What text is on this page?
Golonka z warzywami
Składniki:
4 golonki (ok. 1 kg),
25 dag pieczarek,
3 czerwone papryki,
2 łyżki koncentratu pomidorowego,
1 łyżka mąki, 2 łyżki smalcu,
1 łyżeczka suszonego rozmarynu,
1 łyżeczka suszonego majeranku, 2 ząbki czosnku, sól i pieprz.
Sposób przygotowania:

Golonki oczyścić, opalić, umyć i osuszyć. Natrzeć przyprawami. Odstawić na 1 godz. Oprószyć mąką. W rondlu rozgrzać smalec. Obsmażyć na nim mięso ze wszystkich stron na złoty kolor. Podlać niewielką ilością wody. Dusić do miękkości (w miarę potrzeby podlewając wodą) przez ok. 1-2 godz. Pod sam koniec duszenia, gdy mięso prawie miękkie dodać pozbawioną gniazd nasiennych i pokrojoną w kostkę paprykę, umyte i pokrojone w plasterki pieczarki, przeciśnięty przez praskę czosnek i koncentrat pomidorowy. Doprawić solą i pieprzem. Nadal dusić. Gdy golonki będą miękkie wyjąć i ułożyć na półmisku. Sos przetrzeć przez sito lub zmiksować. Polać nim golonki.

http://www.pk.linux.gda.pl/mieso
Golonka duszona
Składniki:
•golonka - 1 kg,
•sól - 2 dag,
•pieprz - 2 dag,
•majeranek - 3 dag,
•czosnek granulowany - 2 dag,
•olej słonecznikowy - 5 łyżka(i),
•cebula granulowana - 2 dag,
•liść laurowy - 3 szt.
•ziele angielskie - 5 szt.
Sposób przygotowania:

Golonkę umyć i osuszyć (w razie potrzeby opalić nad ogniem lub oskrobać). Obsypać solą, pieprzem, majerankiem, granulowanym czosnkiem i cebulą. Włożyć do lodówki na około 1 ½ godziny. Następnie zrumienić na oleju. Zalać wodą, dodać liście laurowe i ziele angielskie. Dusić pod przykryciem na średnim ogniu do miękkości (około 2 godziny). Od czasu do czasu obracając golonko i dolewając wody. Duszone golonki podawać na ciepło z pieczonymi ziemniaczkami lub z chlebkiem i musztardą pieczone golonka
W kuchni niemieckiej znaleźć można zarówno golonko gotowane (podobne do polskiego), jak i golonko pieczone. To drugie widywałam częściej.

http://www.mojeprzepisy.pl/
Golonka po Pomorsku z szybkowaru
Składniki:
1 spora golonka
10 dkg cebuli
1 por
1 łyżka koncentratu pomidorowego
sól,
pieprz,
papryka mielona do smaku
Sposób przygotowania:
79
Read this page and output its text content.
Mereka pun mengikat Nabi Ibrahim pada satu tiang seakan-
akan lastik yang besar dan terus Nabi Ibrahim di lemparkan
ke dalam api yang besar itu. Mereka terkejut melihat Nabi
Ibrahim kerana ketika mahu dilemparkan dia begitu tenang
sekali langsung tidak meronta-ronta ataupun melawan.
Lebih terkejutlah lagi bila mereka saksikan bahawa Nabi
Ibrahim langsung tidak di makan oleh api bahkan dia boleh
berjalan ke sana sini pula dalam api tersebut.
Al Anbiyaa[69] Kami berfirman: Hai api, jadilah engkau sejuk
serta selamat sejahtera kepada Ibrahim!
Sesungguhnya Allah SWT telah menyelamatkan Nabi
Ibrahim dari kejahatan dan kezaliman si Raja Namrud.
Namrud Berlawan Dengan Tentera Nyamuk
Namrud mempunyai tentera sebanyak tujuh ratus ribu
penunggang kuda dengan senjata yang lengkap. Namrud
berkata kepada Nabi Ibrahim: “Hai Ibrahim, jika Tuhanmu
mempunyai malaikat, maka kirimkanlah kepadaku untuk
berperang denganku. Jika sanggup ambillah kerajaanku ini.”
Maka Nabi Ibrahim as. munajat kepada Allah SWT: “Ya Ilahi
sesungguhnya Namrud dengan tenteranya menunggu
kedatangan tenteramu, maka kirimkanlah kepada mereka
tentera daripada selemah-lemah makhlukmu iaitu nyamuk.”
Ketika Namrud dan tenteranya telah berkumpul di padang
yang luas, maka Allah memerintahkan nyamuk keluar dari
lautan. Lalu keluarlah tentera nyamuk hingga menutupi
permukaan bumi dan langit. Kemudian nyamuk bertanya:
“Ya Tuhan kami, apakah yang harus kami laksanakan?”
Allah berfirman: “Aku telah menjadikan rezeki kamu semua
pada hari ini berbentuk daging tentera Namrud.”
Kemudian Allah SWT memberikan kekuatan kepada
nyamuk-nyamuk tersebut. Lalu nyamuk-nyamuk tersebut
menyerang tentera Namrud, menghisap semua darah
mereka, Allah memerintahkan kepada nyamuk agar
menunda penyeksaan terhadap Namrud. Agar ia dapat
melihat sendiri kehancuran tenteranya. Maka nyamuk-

--------------------

§ WHAT IS BEING ASKED
All of the material must be reproduced exactly.

§ FINISHED TASK
What text is on this page?
Golonka z warzywami
Składniki:
4 golonki (ok. 1 kg),
25 dag pieczarek,
3 czerwone papryki,
2 łyżki koncentratu pomidorowego,
1 łyżka mąki, 2 łyżki smalcu,
1 łyżeczka suszonego rozmarynu,
1 łyżeczka suszonego majeranku, 2 ząbki czosnku, sól i pieprz.
Sposób przygotowania:

Golonki oczyścić, opalić, umyć i osuszyć. Natrzeć przyprawami. Odstawić na 1 godz. Oprószyć mąką. W rondlu rozgrzać smalec. Obsmażyć na nim mięso ze wszystkich stron na złoty kolor. Podlać niewielką ilością wody. Dusić do miękkości (w miarę potrzeby podlewając wodą) przez ok. 1-2 godz. Pod sam koniec duszenia, gdy mięso prawie miękkie dodać pozbawioną gniazd nasiennych i pokrojoną w kostkę paprykę, umyte i pokrojone w plasterki pieczarki, przeciśnięty przez praskę czosnek i koncentrat pomidorowy. Doprawić solą i pieprzem. Nadal dusić. Gdy golonki będą miękkie wyjąć i ułożyć na półmisku. Sos przetrzeć przez sito lub zmiksować. Polać nim golonki.

http://www.pk.linux.gda.pl/mieso
Golonka duszona
Składniki:
•golonka - 1 kg,
•sól - 2 dag,
•pieprz - 2 dag,
•majeranek - 3 dag,
•czosnek granulowany - 2 dag,
•olej słonecznikowy - 5 łyżka(i),
•cebula granulowana - 2 dag,
•liść laurowy - 3 szt.
•ziele angielskie - 5 szt.
Sposób przygotowania:

Golonkę umyć i osuszyć (w razie potrzeby opalić nad ogniem lub oskrobać). Obsypać solą, pieprzem, majerankiem, granulowanym czosnkiem i cebulą. Włożyć do lodówki na około 1 ½ godziny. Następnie zrumienić na oleju. Zalać wodą, dodać liście laurowe i ziele angielskie. Dusić pod przykryciem na średnim ogniu do miękkości (około 2 godziny). Od czasu do czasu obracając golonko i dolewając wody. Duszone golonki podawać na ciepło z pieczonymi ziemniaczkami lub z chlebkiem i musztardą pieczone golonka
W kuchni niemieckiej znaleźć można zarówno golonko gotowane (podobne do polskiego), jak i golonko pieczone. To drugie widywałam częściej.

http://www.mojeprzepisy.pl/
Golonka po Pomorsku z szybkowaru
Składniki:
1 spora golonka
10 dkg cebuli
1 por
1 łyżka koncentratu pomidorowego
sól,
pieprz,
papryka mielona do smaku
Sposób przygotowania:
79
Read this page and output its text content.
Mereka pun mengikat Nabi Ibrahim pada satu tiang seakan-
akan lastik yang besar dan terus Nabi Ibrahim di lemparkan
ke dalam api yang besar itu. Mereka terkejut melihat Nabi
Ibrahim kerana ketika mahu dilemparkan dia begitu tenang
sekali langsung tidak meronta-ronta ataupun melawan.
Lebih terkejutlah lagi bila mereka saksikan bahawa Nabi
Ibrahim langsung tidak di makan oleh api bahkan dia boleh
berjalan ke sana sini pula dalam api tersebut.
Al Anbiyaa[69] Kami berfirman: Hai api, jadilah engkau sejuk
serta selamat sejahtera kepada Ibrahim!
Sesungguhnya Allah SWT telah menyelamatkan Nabi
Ibrahim dari kejahatan dan kezaliman si Raja Namrud.
Namrud Berlawan Dengan Tentera Nyamuk
Namrud mempunyai tentera sebanyak tujuh ratus ribu
penunggang kuda dengan senjata yang lengkap. Namrud
berkata kepada Nabi Ibrahim: “Hai Ibrahim, jika Tuhanmu
mempunyai malaikat, maka kirimkanlah kepadaku untuk
berperang denganku. Jika sanggup ambillah kerajaanku ini.”
Maka Nabi Ibrahim as. munajat kepada Allah SWT: “Ya Ilahi
sesungguhnya Namrud dengan tenteranya menunggu
kedatangan tenteramu, maka kirimkanlah kepada mereka
tentera daripada selemah-lemah makhlukmu iaitu nyamuk.”
Ketika Namrud dan tenteranya telah berkumpul di padang
yang luas, maka Allah memerintahkan nyamuk keluar dari
lautan. Lalu keluarlah tentera nyamuk hingga menutupi
permukaan bumi dan langit. Kemudian nyamuk bertanya:
“Ya Tuhan kami, apakah yang harus kami laksanakan?”
Allah berfirman: “Aku telah menjadikan rezeki kamu semua
pada hari ini berbentuk daging tentera Namrud.”
Kemudian Allah SWT memberikan kekuatan kepada
nyamuk-nyamuk tersebut. Lalu nyamuk-nyamuk tersebut
menyerang tentera Namrud, menghisap semua darah
mereka, Allah memerintahkan kepada nyamuk agar
menunda penyeksaan terhadap Namrud. Agar ia dapat
melihat sendiri kehancuran tenteranya. Maka nyamuk-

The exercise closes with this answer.